SET TASK: Every line that holds the string "model" is to be identified and copied.

Data records
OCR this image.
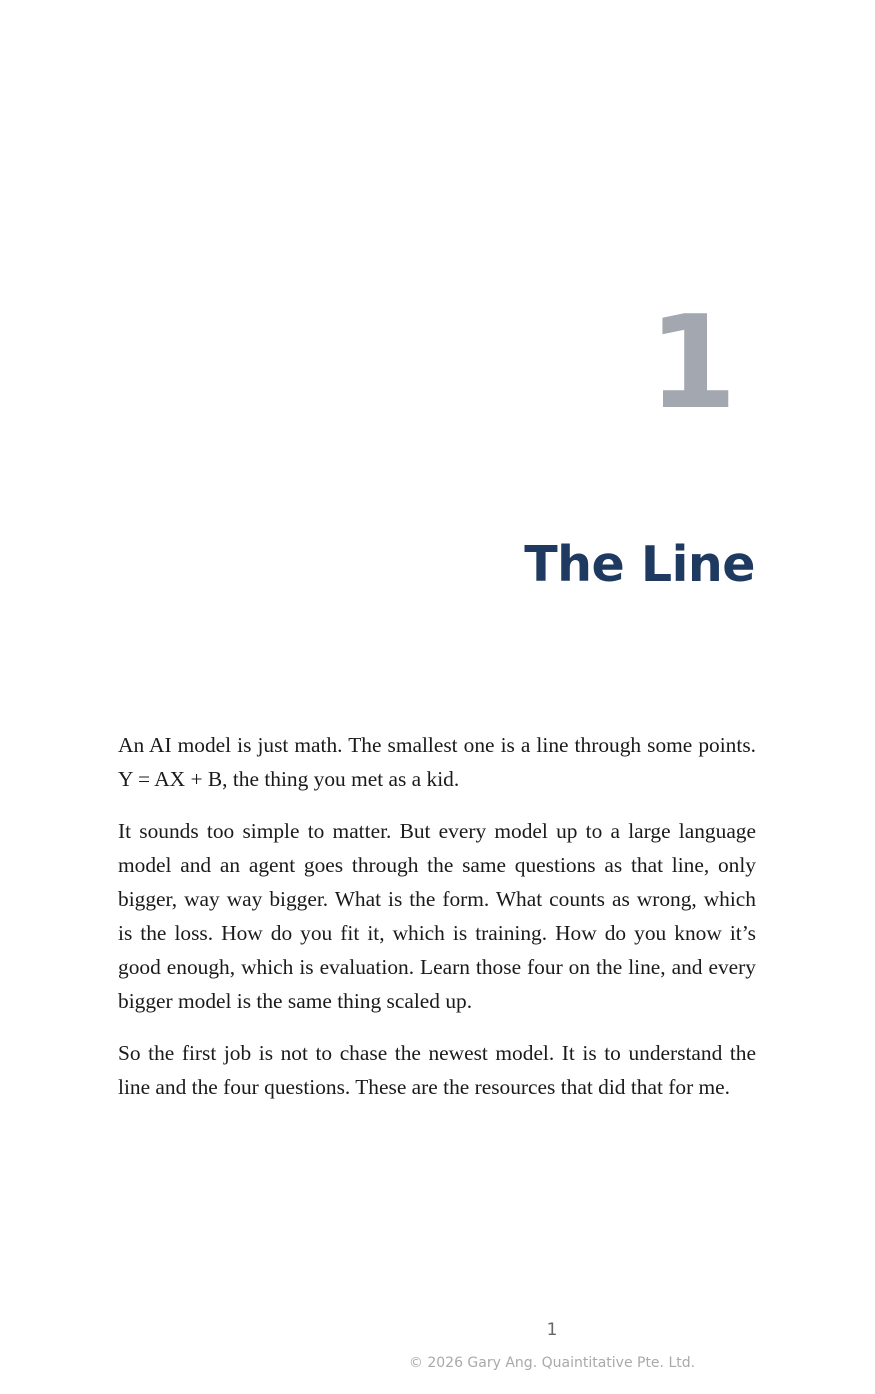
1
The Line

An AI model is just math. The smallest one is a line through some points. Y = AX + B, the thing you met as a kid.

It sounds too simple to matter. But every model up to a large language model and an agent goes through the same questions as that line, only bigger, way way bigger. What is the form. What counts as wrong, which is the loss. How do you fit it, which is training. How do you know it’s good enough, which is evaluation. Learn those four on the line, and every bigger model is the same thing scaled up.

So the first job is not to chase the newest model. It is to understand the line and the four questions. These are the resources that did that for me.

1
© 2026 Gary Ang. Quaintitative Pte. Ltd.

* * *

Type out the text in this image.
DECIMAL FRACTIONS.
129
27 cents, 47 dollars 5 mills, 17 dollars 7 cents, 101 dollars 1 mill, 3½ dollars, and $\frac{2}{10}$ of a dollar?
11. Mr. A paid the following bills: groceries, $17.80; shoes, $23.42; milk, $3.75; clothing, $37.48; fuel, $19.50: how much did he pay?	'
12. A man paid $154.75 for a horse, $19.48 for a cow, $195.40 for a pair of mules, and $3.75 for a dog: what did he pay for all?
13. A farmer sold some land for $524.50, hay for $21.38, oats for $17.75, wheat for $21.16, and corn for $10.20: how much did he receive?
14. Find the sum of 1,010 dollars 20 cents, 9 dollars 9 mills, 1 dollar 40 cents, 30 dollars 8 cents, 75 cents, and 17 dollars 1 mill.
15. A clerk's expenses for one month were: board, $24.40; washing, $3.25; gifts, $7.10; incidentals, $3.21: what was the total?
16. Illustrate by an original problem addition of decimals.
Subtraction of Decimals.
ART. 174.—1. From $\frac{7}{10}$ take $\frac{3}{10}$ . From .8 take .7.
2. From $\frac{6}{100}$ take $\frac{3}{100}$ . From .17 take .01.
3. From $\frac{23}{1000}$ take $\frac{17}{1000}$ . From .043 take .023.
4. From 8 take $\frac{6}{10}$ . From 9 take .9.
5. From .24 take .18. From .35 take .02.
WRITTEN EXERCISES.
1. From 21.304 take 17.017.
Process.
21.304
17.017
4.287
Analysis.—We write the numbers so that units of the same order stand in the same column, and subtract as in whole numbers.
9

SOLUTION TO THIS PROBLEM:
An AI model is just math. The smallest one is a line through some points. Y = AX + B, the thing you met as a kid.
It sounds too simple to matter. But every model up to a large language model and an agent goes through the same questions as that line, only bigger, way way bigger. What is the form. What counts as wrong, which is the loss. How do you fit it, which is training. How do you know it’s good enough, which is evaluation. Learn those four on the line, and every bigger model is the same thing scaled up.
So the first job is not to chase the newest model. It is to understand the line and the four questions. These are the resources that did that for me.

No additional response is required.